==== Recorded information ====
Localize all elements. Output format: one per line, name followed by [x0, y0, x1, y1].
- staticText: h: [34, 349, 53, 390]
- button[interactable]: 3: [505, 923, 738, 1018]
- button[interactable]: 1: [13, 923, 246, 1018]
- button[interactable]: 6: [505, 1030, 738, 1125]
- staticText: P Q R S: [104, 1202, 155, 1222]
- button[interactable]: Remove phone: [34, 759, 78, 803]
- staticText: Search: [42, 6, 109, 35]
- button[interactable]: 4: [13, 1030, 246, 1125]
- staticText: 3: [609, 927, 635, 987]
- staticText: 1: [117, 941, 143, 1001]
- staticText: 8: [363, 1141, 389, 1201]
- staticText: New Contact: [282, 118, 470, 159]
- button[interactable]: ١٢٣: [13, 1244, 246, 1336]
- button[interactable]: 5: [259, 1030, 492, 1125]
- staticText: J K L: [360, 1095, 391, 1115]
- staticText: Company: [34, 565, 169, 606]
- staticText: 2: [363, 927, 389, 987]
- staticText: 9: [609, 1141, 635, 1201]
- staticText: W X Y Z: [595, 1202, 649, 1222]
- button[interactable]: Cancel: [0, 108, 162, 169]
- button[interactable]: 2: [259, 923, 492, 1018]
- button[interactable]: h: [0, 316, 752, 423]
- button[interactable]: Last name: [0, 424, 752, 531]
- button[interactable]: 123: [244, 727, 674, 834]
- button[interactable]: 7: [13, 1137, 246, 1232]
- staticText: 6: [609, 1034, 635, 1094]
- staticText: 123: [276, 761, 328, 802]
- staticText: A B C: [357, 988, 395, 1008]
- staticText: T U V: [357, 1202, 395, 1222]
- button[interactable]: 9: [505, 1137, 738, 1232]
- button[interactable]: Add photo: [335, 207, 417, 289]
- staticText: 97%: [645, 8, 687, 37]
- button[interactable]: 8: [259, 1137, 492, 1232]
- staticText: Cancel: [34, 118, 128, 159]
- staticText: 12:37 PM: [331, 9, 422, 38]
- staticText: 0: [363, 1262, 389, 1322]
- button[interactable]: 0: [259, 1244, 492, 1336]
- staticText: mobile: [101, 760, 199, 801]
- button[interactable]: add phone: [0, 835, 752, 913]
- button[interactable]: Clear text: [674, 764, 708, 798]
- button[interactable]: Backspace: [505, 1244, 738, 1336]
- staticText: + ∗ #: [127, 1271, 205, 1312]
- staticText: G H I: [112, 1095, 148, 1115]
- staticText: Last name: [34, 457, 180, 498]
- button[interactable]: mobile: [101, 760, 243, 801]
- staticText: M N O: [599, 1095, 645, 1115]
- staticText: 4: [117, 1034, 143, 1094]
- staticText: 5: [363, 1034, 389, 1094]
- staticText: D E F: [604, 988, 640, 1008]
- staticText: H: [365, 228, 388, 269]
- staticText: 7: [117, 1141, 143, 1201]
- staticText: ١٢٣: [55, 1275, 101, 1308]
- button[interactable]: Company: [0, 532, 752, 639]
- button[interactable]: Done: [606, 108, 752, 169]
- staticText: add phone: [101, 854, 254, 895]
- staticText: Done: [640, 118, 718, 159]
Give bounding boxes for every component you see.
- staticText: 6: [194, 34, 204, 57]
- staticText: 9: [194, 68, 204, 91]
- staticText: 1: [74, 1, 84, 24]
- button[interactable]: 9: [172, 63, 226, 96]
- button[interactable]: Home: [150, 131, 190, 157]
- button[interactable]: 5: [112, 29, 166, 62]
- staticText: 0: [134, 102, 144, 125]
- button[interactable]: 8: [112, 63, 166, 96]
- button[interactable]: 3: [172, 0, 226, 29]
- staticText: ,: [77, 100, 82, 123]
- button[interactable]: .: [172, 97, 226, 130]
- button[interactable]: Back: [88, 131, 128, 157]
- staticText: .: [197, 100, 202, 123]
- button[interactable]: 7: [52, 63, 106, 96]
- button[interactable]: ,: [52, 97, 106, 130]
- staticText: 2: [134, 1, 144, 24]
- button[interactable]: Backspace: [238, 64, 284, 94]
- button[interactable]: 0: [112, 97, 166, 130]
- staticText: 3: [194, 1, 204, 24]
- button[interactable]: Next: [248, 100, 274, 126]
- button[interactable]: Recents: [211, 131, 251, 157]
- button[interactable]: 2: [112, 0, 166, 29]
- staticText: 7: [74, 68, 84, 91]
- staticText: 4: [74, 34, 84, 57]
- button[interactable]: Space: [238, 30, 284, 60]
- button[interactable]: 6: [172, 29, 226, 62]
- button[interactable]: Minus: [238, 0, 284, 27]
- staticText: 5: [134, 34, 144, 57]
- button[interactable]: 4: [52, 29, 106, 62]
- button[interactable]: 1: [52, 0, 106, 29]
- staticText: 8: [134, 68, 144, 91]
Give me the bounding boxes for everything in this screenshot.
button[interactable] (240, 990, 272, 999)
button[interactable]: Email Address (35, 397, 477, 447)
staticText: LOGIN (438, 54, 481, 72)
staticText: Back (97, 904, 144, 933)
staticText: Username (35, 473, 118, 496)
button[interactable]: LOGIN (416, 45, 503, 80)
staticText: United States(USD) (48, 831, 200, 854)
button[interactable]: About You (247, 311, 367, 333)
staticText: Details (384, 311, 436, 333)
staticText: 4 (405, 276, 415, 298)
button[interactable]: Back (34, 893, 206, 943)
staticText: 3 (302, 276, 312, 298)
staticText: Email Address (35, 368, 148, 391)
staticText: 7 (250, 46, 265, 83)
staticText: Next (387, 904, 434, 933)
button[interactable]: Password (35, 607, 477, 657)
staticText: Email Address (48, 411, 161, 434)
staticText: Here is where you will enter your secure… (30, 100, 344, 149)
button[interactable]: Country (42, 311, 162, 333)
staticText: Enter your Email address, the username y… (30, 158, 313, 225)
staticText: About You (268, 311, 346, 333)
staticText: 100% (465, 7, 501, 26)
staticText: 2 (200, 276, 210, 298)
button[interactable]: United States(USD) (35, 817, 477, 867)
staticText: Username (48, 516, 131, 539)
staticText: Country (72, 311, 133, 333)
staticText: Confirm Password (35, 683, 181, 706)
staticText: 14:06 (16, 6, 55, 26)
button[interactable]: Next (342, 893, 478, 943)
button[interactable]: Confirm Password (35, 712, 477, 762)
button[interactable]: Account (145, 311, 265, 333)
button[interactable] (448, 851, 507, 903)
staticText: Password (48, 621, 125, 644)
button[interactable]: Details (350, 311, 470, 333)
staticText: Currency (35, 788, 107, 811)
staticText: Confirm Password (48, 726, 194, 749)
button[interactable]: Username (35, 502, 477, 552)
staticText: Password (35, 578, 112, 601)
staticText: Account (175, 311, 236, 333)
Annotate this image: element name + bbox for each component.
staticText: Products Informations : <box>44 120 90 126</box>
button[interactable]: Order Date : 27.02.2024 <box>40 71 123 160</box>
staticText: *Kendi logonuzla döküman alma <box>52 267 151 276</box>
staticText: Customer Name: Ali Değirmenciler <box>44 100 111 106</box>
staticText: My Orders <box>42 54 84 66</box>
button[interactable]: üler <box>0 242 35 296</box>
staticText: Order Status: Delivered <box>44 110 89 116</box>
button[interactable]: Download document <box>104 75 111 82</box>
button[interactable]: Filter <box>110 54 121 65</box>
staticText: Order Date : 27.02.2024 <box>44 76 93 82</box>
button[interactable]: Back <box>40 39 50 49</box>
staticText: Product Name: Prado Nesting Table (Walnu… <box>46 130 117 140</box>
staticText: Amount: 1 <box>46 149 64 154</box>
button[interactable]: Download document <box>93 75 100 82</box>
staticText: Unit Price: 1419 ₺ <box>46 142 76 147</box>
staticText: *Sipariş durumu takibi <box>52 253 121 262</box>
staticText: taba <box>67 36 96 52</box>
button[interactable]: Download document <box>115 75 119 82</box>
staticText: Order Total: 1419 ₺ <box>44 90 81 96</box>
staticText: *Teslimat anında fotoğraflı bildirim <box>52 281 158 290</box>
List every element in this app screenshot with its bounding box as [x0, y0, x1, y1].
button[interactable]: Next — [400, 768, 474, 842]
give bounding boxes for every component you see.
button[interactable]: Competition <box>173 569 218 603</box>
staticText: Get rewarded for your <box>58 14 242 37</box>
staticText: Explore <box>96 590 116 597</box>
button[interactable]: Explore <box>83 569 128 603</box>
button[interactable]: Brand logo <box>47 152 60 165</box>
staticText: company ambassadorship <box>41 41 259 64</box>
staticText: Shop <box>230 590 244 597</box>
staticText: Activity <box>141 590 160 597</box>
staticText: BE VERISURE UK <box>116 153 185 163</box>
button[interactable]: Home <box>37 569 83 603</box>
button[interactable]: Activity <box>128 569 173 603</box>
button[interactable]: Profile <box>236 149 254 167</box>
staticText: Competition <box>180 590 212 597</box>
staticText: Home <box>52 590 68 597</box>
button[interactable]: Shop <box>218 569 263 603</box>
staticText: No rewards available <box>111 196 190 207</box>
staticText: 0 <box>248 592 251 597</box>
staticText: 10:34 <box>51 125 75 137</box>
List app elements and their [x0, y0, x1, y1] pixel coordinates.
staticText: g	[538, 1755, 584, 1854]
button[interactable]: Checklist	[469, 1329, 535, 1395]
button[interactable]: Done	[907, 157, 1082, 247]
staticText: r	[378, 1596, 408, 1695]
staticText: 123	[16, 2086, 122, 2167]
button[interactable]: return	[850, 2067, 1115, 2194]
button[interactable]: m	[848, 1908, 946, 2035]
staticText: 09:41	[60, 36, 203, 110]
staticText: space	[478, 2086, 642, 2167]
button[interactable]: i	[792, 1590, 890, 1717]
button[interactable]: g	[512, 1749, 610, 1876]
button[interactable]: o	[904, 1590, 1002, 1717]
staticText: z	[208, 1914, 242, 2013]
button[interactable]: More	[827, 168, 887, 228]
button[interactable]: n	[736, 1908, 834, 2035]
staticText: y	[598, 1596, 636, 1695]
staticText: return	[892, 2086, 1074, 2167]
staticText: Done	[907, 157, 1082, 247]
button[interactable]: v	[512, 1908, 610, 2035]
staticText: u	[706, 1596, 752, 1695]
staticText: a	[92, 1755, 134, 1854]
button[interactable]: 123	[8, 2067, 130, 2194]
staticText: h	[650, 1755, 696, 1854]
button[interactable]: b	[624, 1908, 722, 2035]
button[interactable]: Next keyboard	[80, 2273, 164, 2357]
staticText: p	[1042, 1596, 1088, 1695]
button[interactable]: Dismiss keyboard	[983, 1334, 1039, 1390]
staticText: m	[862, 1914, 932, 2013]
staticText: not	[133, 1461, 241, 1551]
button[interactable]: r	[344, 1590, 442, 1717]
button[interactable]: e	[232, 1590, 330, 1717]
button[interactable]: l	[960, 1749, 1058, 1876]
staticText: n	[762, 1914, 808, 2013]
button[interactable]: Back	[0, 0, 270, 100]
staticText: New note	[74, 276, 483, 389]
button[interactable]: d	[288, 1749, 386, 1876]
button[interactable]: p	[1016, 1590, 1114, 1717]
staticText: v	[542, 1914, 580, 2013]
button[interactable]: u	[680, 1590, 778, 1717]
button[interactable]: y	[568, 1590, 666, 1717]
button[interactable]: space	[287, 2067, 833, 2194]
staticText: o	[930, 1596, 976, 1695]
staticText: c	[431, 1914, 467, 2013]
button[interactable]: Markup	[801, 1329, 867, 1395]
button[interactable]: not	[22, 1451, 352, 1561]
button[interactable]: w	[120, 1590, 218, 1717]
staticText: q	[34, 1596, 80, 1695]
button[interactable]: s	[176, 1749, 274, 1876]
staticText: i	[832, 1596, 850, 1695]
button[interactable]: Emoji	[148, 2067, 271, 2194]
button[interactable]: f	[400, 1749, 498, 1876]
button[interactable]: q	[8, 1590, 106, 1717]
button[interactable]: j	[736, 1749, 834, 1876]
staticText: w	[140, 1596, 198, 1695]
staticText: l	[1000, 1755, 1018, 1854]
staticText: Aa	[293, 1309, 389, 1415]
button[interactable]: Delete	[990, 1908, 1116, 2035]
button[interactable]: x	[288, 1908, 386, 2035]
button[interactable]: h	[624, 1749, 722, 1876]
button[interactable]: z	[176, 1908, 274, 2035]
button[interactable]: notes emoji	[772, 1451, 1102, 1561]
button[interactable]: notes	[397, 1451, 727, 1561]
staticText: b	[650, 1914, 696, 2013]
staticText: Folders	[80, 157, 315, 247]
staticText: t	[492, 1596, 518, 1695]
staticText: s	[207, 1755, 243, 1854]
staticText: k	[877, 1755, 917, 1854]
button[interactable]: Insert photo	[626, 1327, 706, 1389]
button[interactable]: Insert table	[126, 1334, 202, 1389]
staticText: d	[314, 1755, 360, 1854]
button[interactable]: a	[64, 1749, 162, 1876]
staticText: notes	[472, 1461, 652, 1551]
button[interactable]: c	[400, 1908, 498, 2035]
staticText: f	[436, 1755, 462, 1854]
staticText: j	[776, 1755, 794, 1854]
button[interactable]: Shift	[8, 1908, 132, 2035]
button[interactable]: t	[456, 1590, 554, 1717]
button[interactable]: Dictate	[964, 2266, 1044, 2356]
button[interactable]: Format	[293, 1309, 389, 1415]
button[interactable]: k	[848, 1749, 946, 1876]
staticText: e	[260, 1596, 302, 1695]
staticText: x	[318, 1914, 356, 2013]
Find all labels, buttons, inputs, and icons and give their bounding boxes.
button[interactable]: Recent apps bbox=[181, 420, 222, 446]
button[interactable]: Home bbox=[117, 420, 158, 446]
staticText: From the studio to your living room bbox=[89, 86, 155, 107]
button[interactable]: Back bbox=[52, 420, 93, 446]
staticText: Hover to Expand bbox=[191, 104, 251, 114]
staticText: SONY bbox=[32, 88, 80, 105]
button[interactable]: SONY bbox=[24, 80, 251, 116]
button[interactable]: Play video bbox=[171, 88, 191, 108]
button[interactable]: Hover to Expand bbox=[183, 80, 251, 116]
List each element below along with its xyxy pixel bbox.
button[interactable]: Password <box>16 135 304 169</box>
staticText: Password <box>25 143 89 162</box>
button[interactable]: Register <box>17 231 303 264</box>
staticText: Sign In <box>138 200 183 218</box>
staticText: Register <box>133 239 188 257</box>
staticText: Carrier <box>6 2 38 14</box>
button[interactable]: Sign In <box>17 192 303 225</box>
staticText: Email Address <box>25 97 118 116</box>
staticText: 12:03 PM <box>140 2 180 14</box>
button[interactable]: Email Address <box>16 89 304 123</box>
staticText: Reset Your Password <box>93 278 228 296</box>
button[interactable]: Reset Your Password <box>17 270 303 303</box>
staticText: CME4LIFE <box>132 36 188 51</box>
====
Can you express the listing above as a Markdown table with columns "No." and "Entry," from its first line up to and including the line with "- button[interactable]: 9: [505, 1137, 738, 1232]", numbering each line and leaving out blank lines?

Response to the exercise:
| No. | Entry |
|---|---|
| 1 | Localize all elements. Output format: one per line, name followed by [x0, y0, x1, y1]. |
| 2 | - staticText: h: [34, 349, 53, 390] |
| 3 | - button[interactable]: 3: [505, 923, 738, 1018] |
| 4 | - button[interactable]: 1: [13, 923, 246, 1018] |
| 5 | - button[interactable]: 6: [505, 1030, 738, 1125] |
| 6 | - staticText: P Q R S: [104, 1202, 155, 1222] |
| 7 | - button[interactable]: Remove phone: [34, 759, 78, 803] |
| 8 | - staticText: Search: [42, 6, 109, 35] |
| 9 | - button[interactable]: 4: [13, 1030, 246, 1125] |
| 10 | - staticText: 3: [609, 927, 635, 987] |
| 11 | - staticText: 1: [117, 941, 143, 1001] |
| 12 | - staticText: 8: [363, 1141, 389, 1201] |
| 13 | - staticText: New Contact: [282, 118, 470, 159] |
| 14 | - button[interactable]: ١٢٣: [13, 1244, 246, 1336] |
| 15 | - button[interactable]: 5: [259, 1030, 492, 1125] |
| 16 | - staticText: J K L: [360, 1095, 391, 1115] |
| 17 | - staticText: Company: [34, 565, 169, 606] |
| 18 | - staticText: 2: [363, 927, 389, 987] |
| 19 | - staticText: 9: [609, 1141, 635, 1201] |
| 20 | - staticText: W X Y Z: [595, 1202, 649, 1222] |
| 21 | - button[interactable]: Cancel: [0, 108, 162, 169] |
| 22 | - button[interactable]: 2: [259, 923, 492, 1018] |
| 23 | - button[interactable]: h: [0, 316, 752, 423] |
| 24 | - button[interactable]: Last name: [0, 424, 752, 531] |
| 25 | - button[interactable]: 123: [244, 727, 674, 834] |
| 26 | - button[interactable]: 7: [13, 1137, 246, 1232] |
| 27 | - staticText: 6: [609, 1034, 635, 1094] |
| 28 | - staticText: 123: [276, 761, 328, 802] |
| 29 | - staticText: A B C: [357, 988, 395, 1008] |
| 30 | - staticText: T U V: [357, 1202, 395, 1222] |
| 31 | - button[interactable]: 9: [505, 1137, 738, 1232] |